Transcribe every entry word for word, but skip the images.

+===+

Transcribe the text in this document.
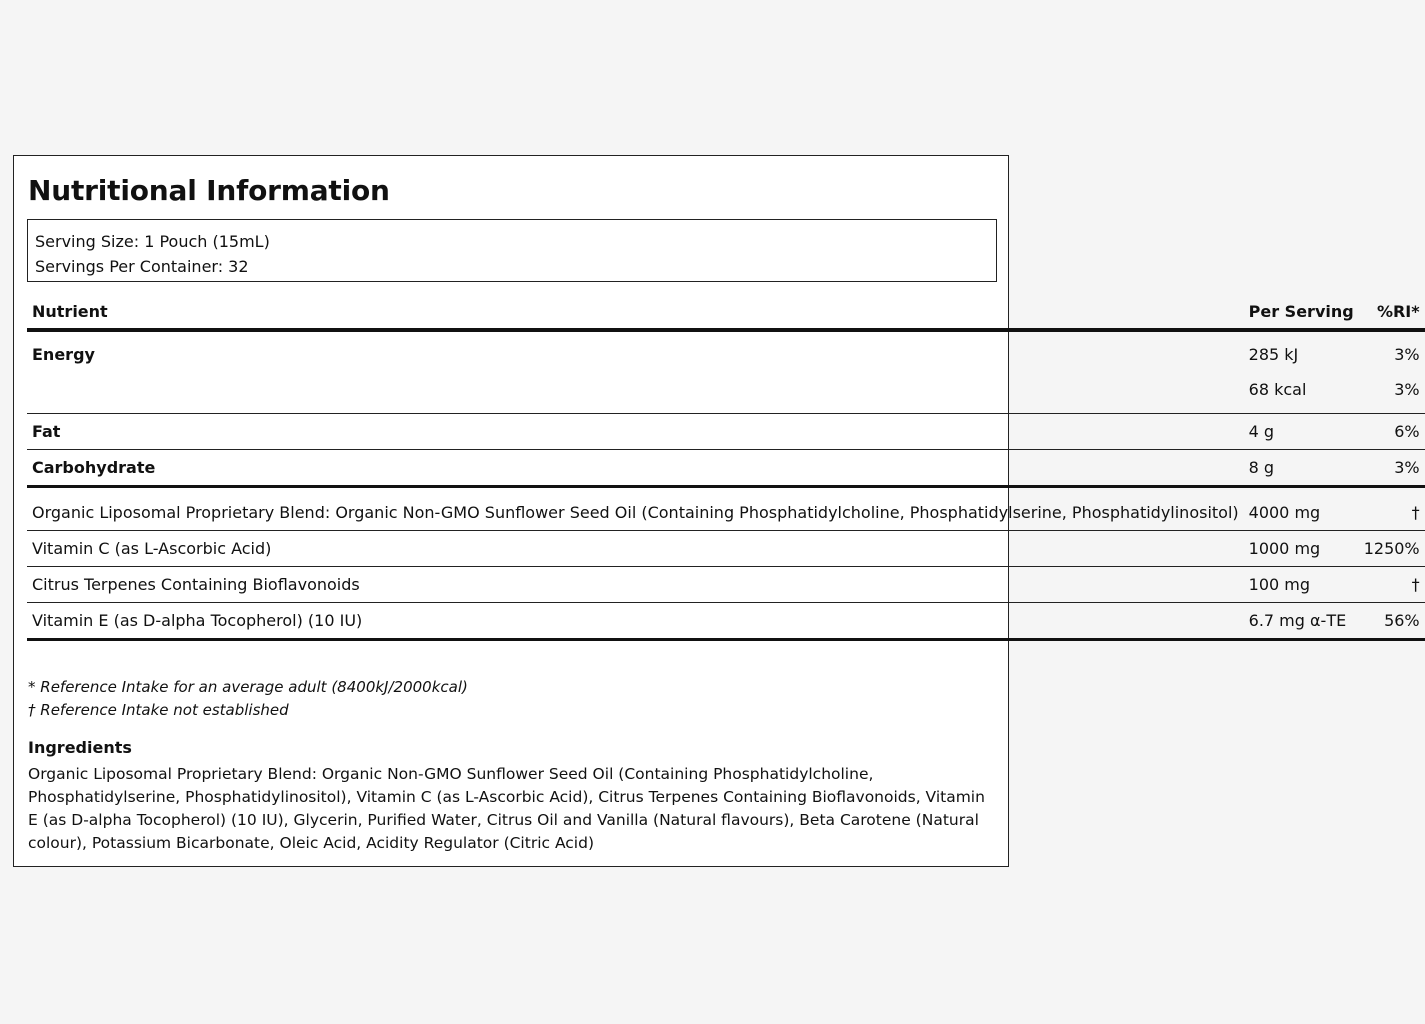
Nutritional Information
Serving Size: 1 Pouch (15mL)
Servings Per Container: 32
Nutrient	Per Serving	%RI*
Energy	285 kJ	3%
	68 kcal	3%
Fat	4 g	6%
Carbohydrate	8 g	3%
Organic Liposomal Proprietary Blend: Organic Non-GMO Sunflower Seed Oil (Containing Phosphatidylcholine, Phosphatidylserine, Phosphatidylinositol)	4000 mg	†
Vitamin C (as L-Ascorbic Acid)	1000 mg	1250%
Citrus Terpenes Containing Bioflavonoids	100 mg	†
Vitamin E (as D-alpha Tocopherol) (10 IU)	6.7 mg α-TE	56%
* Reference Intake for an average adult (8400kJ/2000kcal)
† Reference Intake not established
Ingredients
Organic Liposomal Proprietary Blend: Organic Non-GMO Sunflower Seed Oil (Containing Phosphatidylcholine, Phosphatidylserine, Phosphatidylinositol), Vitamin C (as L-Ascorbic Acid), Citrus Terpenes Containing Bioflavonoids, Vitamin E (as D-alpha Tocopherol) (10 IU), Glycerin, Purified Water, Citrus Oil and Vanilla (Natural flavours), Beta Carotene (Natural colour), Potassium Bicarbonate, Oleic Acid, Acidity Regulator (Citric Acid)
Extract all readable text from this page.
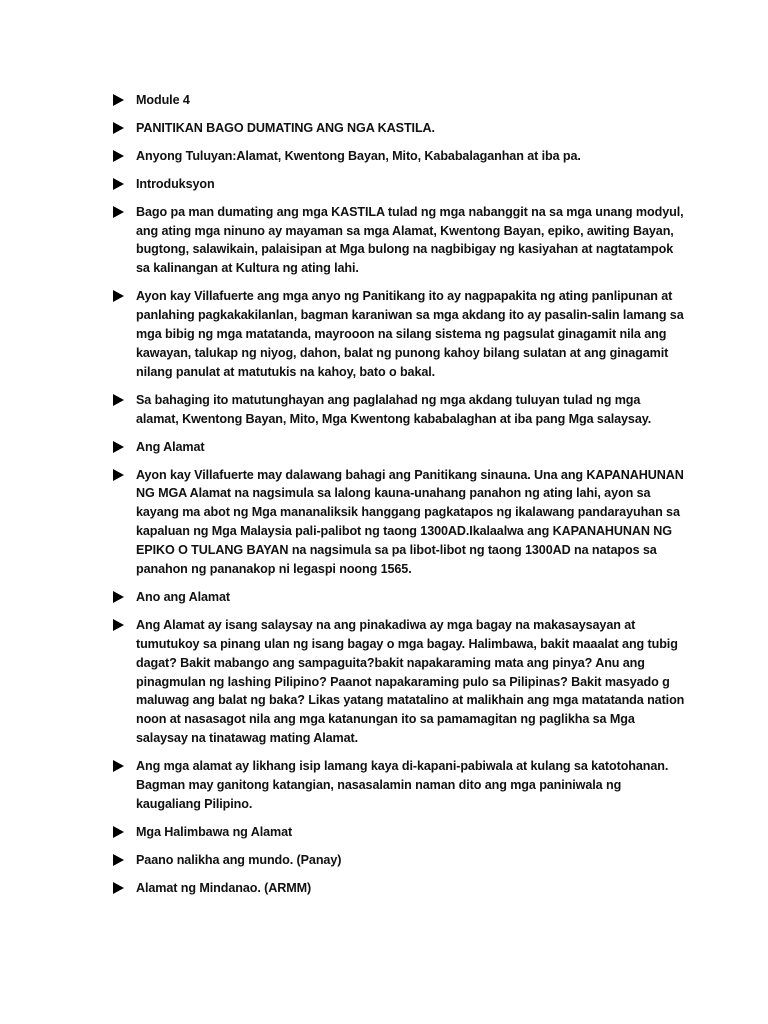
Module 4
PANITIKAN BAGO DUMATING ANG NGA KASTILA.
Anyong Tuluyan:Alamat, Kwentong Bayan, Mito, Kababalaganhan at iba pa.
Introduksyon
Bago pa man dumating ang mga KASTILA tulad ng mga nabanggit na sa mga unang modyul, ang ating mga ninuno ay mayaman sa mga Alamat, Kwentong Bayan, epiko, awiting Bayan, bugtong, salawikain, palaisipan at Mga bulong na nagbibigay ng kasiyahan at nagtatampok sa kalinangan at Kultura ng ating lahi.
Ayon kay Villafuerte ang mga anyo ng Panitikang ito ay nagpapakita ng ating panlipunan at panlahing pagkakakilanlan, bagman karaniwan sa mga akdang ito ay pasalin-salin lamang sa mga bibig ng mga matatanda, mayrooon na silang sistema ng pagsulat ginagamit nila ang kawayan, talukap ng niyog, dahon, balat ng punong kahoy bilang sulatan at ang ginagamit nilang panulat at matutukis na kahoy, bato o bakal.
Sa bahaging ito matutunghayan ang paglalahad ng mga akdang tuluyan tulad ng mga alamat, Kwentong Bayan, Mito, Mga Kwentong kababalaghan at iba pang Mga salaysay.
Ang Alamat
Ayon kay Villafuerte may dalawang bahagi ang Panitikang sinauna. Una ang KAPANAHUNAN NG MGA Alamat na nagsimula sa lalong kauna-unahang panahon ng ating lahi, ayon sa kayang ma abot ng Mga mananaliksik hanggang pagkatapos ng ikalawang pandarayuhan sa kapaluan ng Mga Malaysia pali-palibot ng taong 1300AD.Ikalaalwa ang KAPANAHUNAN NG EPIKO O TULANG BAYAN na nagsimula sa pa libot-libot ng taong 1300AD na natapos sa panahon ng pananakop ni legaspi noong 1565.
Ano ang Alamat
Ang Alamat ay isang salaysay na ang pinakadiwa ay mga bagay na makasaysayan at tumutukoy sa pinang ulan ng isang bagay o mga bagay. Halimbawa, bakit maaalat ang tubig dagat? Bakit mabango ang sampaguita?bakit napakaraming mata ang pinya? Anu ang pinagmulan ng lashing Pilipino? Paanot napakaraming pulo sa Pilipinas? Bakit masyado g maluwag ang balat ng baka? Likas yatang matatalino at malikhain ang mga matatanda nation noon at nasasagot nila ang mga katanungan ito sa pamamagitan ng paglikha sa Mga salaysay na tinatawag mating Alamat.
Ang mga alamat ay likhang isip lamang kaya di-kapani-pabiwala at kulang sa katotohanan. Bagman may ganitong katangian, nasasalamin naman dito ang mga paniniwala ng kaugaliang Pilipino.
Mga Halimbawa ng Alamat
Paano nalikha ang mundo. (Panay)
Alamat ng Mindanao. (ARMM)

+===+

** ANSWER TO THIS PROBLEM **
Transcribe the text in this document.
Nutritional Information
Serving Size: 1 Pouch (15mL)
Servings Per Container: 32
Nutrient	Per Serving	%RI*
Energy	285 kJ	3%
	68 kcal	3%
Fat	4 g	6%
Carbohydrate	8 g	3%
Organic Liposomal Proprietary Blend: Organic Non-GMO Sunflower Seed Oil (Containing Phosphatidylcholine, Phosphatidylserine, Phosphatidylinositol)	4000 mg	†
Vitamin C (as L-Ascorbic Acid)	1000 mg	1250%
Citrus Terpenes Containing Bioflavonoids	100 mg	†
Vitamin E (as D-alpha Tocopherol) (10 IU)	6.7 mg α-TE	56%
* Reference Intake for an average adult (8400kJ/2000kcal)
† Reference Intake not established
Ingredients
Organic Liposomal Proprietary Blend: Organic Non-GMO Sunflower Seed Oil (Containing Phosphatidylcholine, Phosphatidylserine, Phosphatidylinositol), Vitamin C (as L-Ascorbic Acid), Citrus Terpenes Containing Bioflavonoids, Vitamin E (as D-alpha Tocopherol) (10 IU), Glycerin, Purified Water, Citrus Oil and Vanilla (Natural flavours), Beta Carotene (Natural colour), Potassium Bicarbonate, Oleic Acid, Acidity Regulator (Citric Acid)
Extract all readable text from this page.
Module 4
PANITIKAN BAGO DUMATING ANG NGA KASTILA.
Anyong Tuluyan:Alamat, Kwentong Bayan, Mito, Kababalaganhan at iba pa.
Introduksyon
Bago pa man dumating ang mga KASTILA tulad ng mga nabanggit na sa mga unang modyul, ang ating mga ninuno ay mayaman sa mga Alamat, Kwentong Bayan, epiko, awiting Bayan, bugtong, salawikain, palaisipan at Mga bulong na nagbibigay ng kasiyahan at nagtatampok sa kalinangan at Kultura ng ating lahi.
Ayon kay Villafuerte ang mga anyo ng Panitikang ito ay nagpapakita ng ating panlipunan at panlahing pagkakakilanlan, bagman karaniwan sa mga akdang ito ay pasalin-salin lamang sa mga bibig ng mga matatanda, mayrooon na silang sistema ng pagsulat ginagamit nila ang kawayan, talukap ng niyog, dahon, balat ng punong kahoy bilang sulatan at ang ginagamit nilang panulat at matutukis na kahoy, bato o bakal.
Sa bahaging ito matutunghayan ang paglalahad ng mga akdang tuluyan tulad ng mga alamat, Kwentong Bayan, Mito, Mga Kwentong kababalaghan at iba pang Mga salaysay.
Ang Alamat
Ayon kay Villafuerte may dalawang bahagi ang Panitikang sinauna. Una ang KAPANAHUNAN NG MGA Alamat na nagsimula sa lalong kauna-unahang panahon ng ating lahi, ayon sa kayang ma abot ng Mga mananaliksik hanggang pagkatapos ng ikalawang pandarayuhan sa kapaluan ng Mga Malaysia pali-palibot ng taong 1300AD.Ikalaalwa ang KAPANAHUNAN NG EPIKO O TULANG BAYAN na nagsimula sa pa libot-libot ng taong 1300AD na natapos sa panahon ng pananakop ni legaspi noong 1565.
Ano ang Alamat
Ang Alamat ay isang salaysay na ang pinakadiwa ay mga bagay na makasaysayan at tumutukoy sa pinang ulan ng isang bagay o mga bagay. Halimbawa, bakit maaalat ang tubig dagat? Bakit mabango ang sampaguita?bakit napakaraming mata ang pinya? Anu ang pinagmulan ng lashing Pilipino? Paanot napakaraming pulo sa Pilipinas? Bakit masyado g maluwag ang balat ng baka? Likas yatang matatalino at malikhain ang mga matatanda nation noon at nasasagot nila ang mga katanungan ito sa pamamagitan ng paglikha sa Mga salaysay na tinatawag mating Alamat.
Ang mga alamat ay likhang isip lamang kaya di-kapani-pabiwala at kulang sa katotohanan. Bagman may ganitong katangian, nasasalamin naman dito ang mga paniniwala ng kaugaliang Pilipino.
Mga Halimbawa ng Alamat
Paano nalikha ang mundo. (Panay)
Alamat ng Mindanao. (ARMM)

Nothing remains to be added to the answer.